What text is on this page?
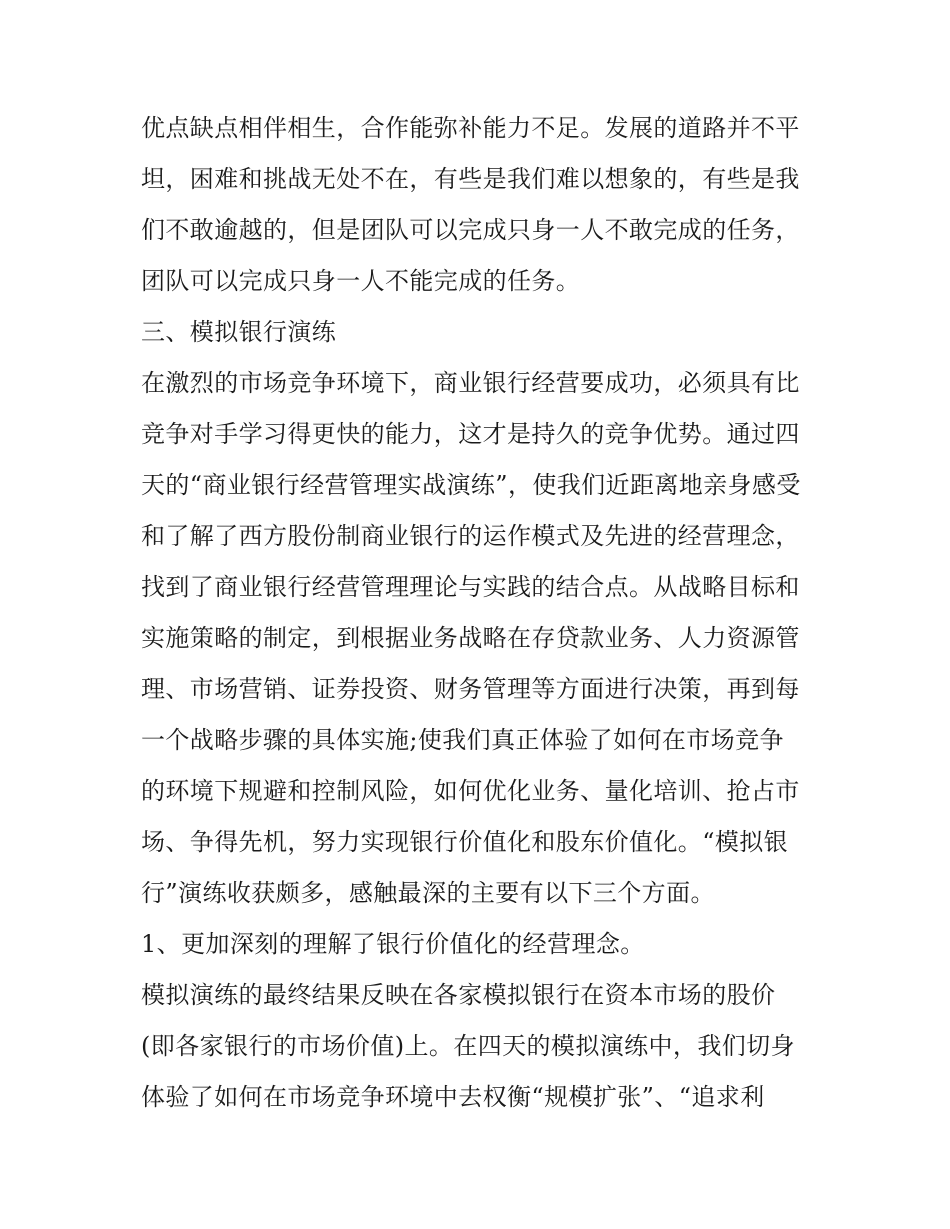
优点缺点相伴相生，合作能弥补能力不足。发展的道路并不平
坦，困难和挑战无处不在，有些是我们难以想象的，有些是我
们不敢逾越的，但是团队可以完成只身一人不敢完成的任务，
团队可以完成只身一人不能完成的任务。
三、模拟银行演练
在激烈的市场竞争环境下，商业银行经营要成功，必须具有比
竞争对手学习得更快的能力，这才是持久的竞争优势。通过四
天的“商业银行经营管理实战演练”，使我们近距离地亲身感受
和了解了西方股份制商业银行的运作模式及先进的经营理念，
找到了商业银行经营管理理论与实践的结合点。从战略目标和
实施策略的制定，到根据业务战略在存贷款业务、人力资源管
理、市场营销、证券投资、财务管理等方面进行决策，再到每
一个战略步骤的具体实施;使我们真正体验了如何在市场竞争
的环境下规避和控制风险，如何优化业务、量化培训、抢占市
场、争得先机，努力实现银行价值化和股东价值化。“模拟银
行”演练收获颇多，感触最深的主要有以下三个方面。
1、更加深刻的理解了银行价值化的经营理念。
模拟演练的最终结果反映在各家模拟银行在资本市场的股价
(即各家银行的市场价值)上。在四天的模拟演练中，我们切身
体验了如何在市场竞争环境中去权衡“规模扩张”、“追求利
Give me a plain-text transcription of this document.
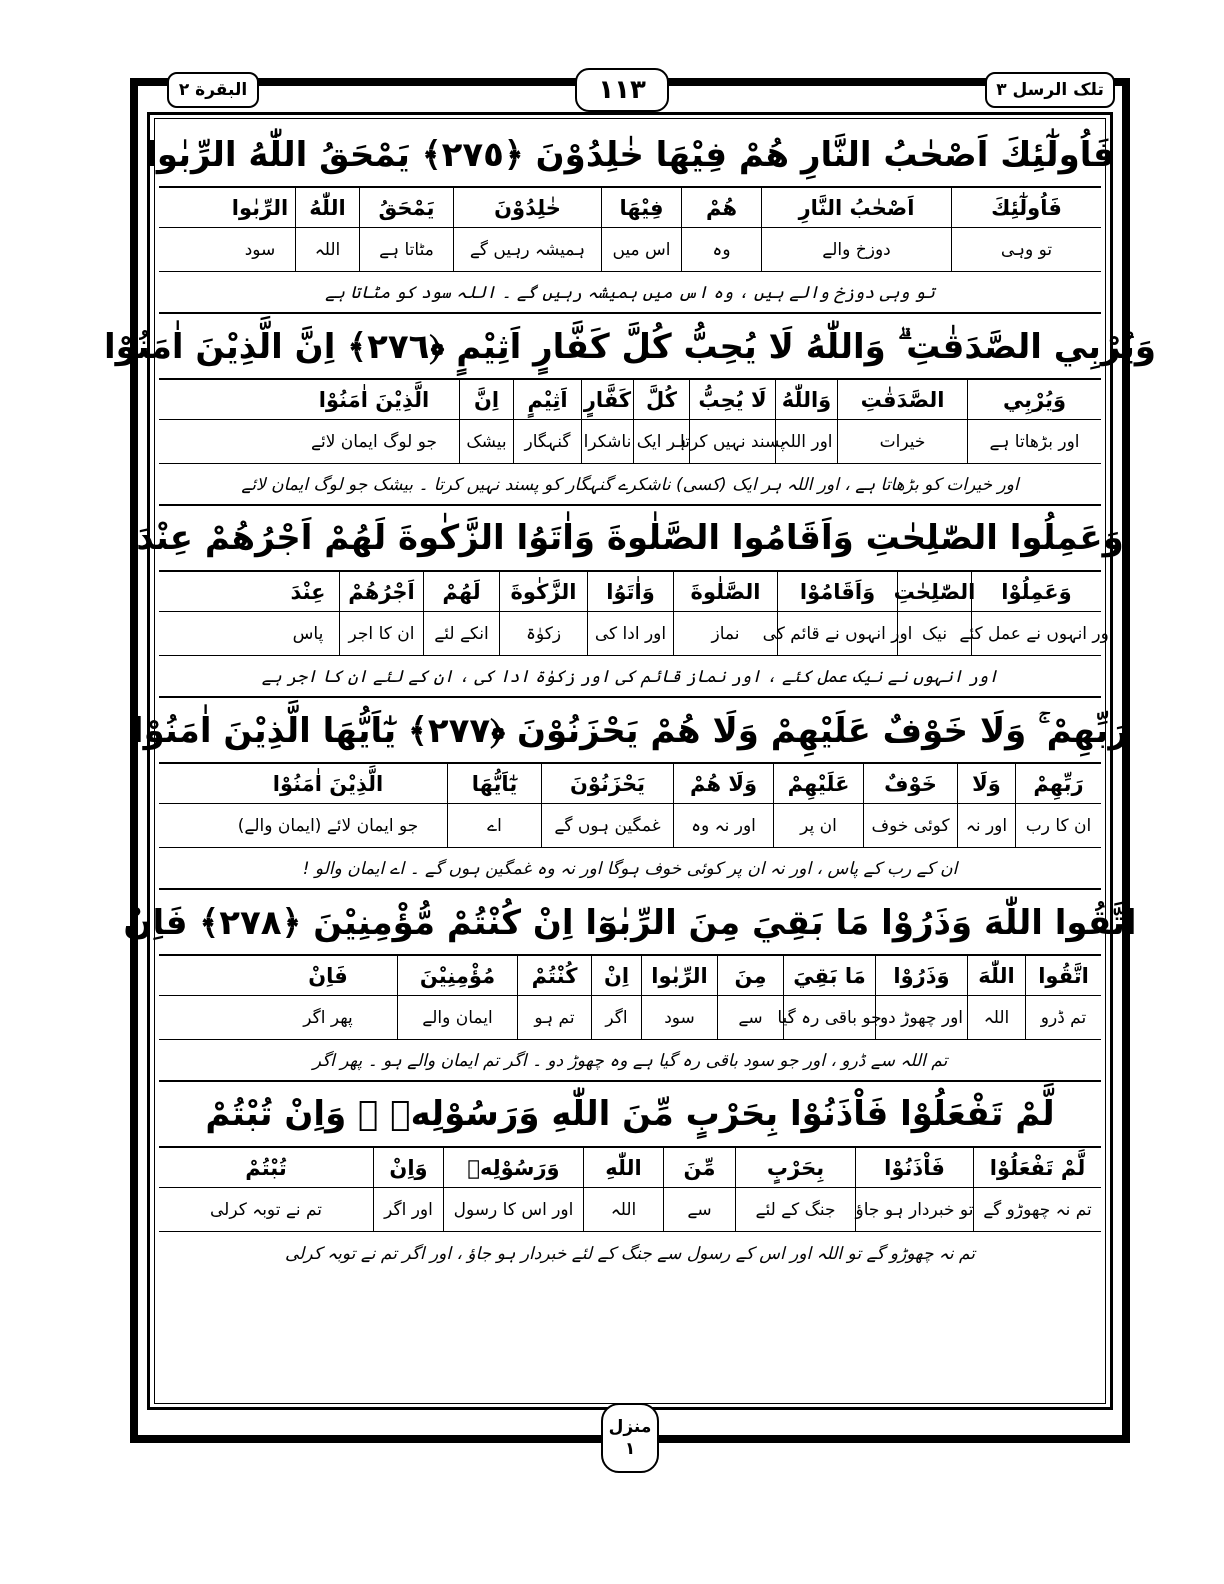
البقرة ٢	١١٣	تلک الرسل ٣
فَاُولٰٓئِكَ اَصْحٰبُ النَّارِ هُمْ فِيْهَا خٰلِدُوْنَ ﴿٢٧٥﴾ يَمْحَقُ اللّٰهُ الرِّبٰوا
فَاُولٰٓئِكَ
اَصْحٰبُ النَّارِ
هُمْ
فِيْهَا
خٰلِدُوْنَ
يَمْحَقُ
اللّٰهُ
الرِّبٰوا
تو وہی
دوزخ والے
وہ
اس میں
ہمیشہ رہیں گے
مٹاتا ہے
اللہ
سود
تو وہی دوزخ والے ہیں ، وہ اس میں ہمیشہ رہیں گے ۔ اللہ سود کو مٹاتا ہے
وَيُرْبِي الصَّدَقٰتِ ۗ وَاللّٰهُ لَا يُحِبُّ كُلَّ كَفَّارٍ اَثِيْمٍ ﴿٢٧٦﴾ اِنَّ الَّذِيْنَ اٰمَنُوْا
وَيُرْبِي
الصَّدَقٰتِ
وَاللّٰهُ
لَا يُحِبُّ
كُلَّ
كَفَّارٍ
اَثِيْمٍ
اِنَّ
الَّذِيْنَ اٰمَنُوْا
اور بڑھاتا ہے
خیرات
اور اللہ
پسند نہیں کرتا
ہر ایک
ناشکرا
گنہگار
بیشک
جو لوگ ایمان لائے
اور خیرات کو بڑھاتا ہے ، اور اللہ ہر ایک (کسی) ناشکرے گنہگار کو پسند نہیں کرتا ۔ بیشک جو لوگ ایمان لائے
وَعَمِلُوا الصّٰلِحٰتِ وَاَقَامُوا الصَّلٰوةَ وَاٰتَوُا الزَّكٰوةَ لَهُمْ اَجْرُهُمْ عِنْدَ
وَعَمِلُوْا
الصّٰلِحٰتِ
وَاَقَامُوْا
الصَّلٰوةَ
وَاٰتَوُا
الزَّكٰوةَ
لَهُمْ
اَجْرُهُمْ
عِنْدَ
اور انہوں نے عمل کئے
نیک
اور انہوں نے قائم کی
نماز
اور ادا کی
زکوٰۃ
انکے لئے
ان کا اجر
پاس
اور انہوں نے نیک عمل کئے ، اور نماز قائم کی اور زکوٰۃ ادا کی ، ان کے لئے ان کا اجر ہے
رَبِّهِمْ ۚ وَلَا خَوْفٌ عَلَيْهِمْ وَلَا هُمْ يَحْزَنُوْنَ ﴿٢٧٧﴾ يٰٓاَيُّهَا الَّذِيْنَ اٰمَنُوْا
رَبِّهِمْ
وَلَا
خَوْفٌ
عَلَيْهِمْ
وَلَا هُمْ
يَحْزَنُوْنَ
يٰٓاَيُّهَا
الَّذِيْنَ اٰمَنُوْا
ان کا رب
اور نہ
کوئی خوف
ان پر
اور نہ وہ
غمگین ہوں گے
اے
جو ایمان لائے (ایمان والے)
ان کے رب کے پاس ، اور نہ ان پر کوئی خوف ہوگا اور نہ وہ غمگین ہوں گے ۔ اے ایمان والو !
اتَّقُوا اللّٰهَ وَذَرُوْا مَا بَقِيَ مِنَ الرِّبٰوٓا اِنْ كُنْتُمْ مُّؤْمِنِيْنَ ﴿٢٧٨﴾ فَاِنْ
اتَّقُوا
اللّٰهَ
وَذَرُوْا
مَا بَقِيَ
مِنَ
الرِّبٰوا
اِنْ
كُنْتُمْ
مُؤْمِنِيْنَ
فَاِنْ
تم ڈرو
اللہ
اور چھوڑ دو
جو باقی رہ گیا
سے
سود
اگر
تم ہو
ایمان والے
پھر اگر
تم اللہ سے ڈرو ، اور جو سود باقی رہ گیا ہے وہ چھوڑ دو ۔ اگر تم ایمان والے ہو ۔ پھر اگر
لَّمْ تَفْعَلُوْا فَاْذَنُوْا بِحَرْبٍ مِّنَ اللّٰهِ وَرَسُوْلِهٖ ۚ وَاِنْ تُبْتُمْ
لَّمْ تَفْعَلُوْا
فَاْذَنُوْا
بِحَرْبٍ
مِّنَ
اللّٰهِ
وَرَسُوْلِهٖ
وَاِنْ
تُبْتُمْ
تم نہ چھوڑو گے
تو خبردار ہو جاؤ
جنگ کے لئے
سے
اللہ
اور اس کا رسول
اور اگر
تم نے توبہ کرلی
تم نہ چھوڑو گے تو اللہ اور اس کے رسول سے جنگ کے لئے خبردار ہو جاؤ ، اور اگر تم نے توبہ کرلی
منزل
١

EXERCISE: Whichever lines contain the string "نماز", select and copy them.

SOLUTION:
نماز
اور انہوں نے نیک عمل کئے ، اور نماز قائم کی اور زکوٰۃ ادا کی ، ان کے لئے ان کا اجر ہے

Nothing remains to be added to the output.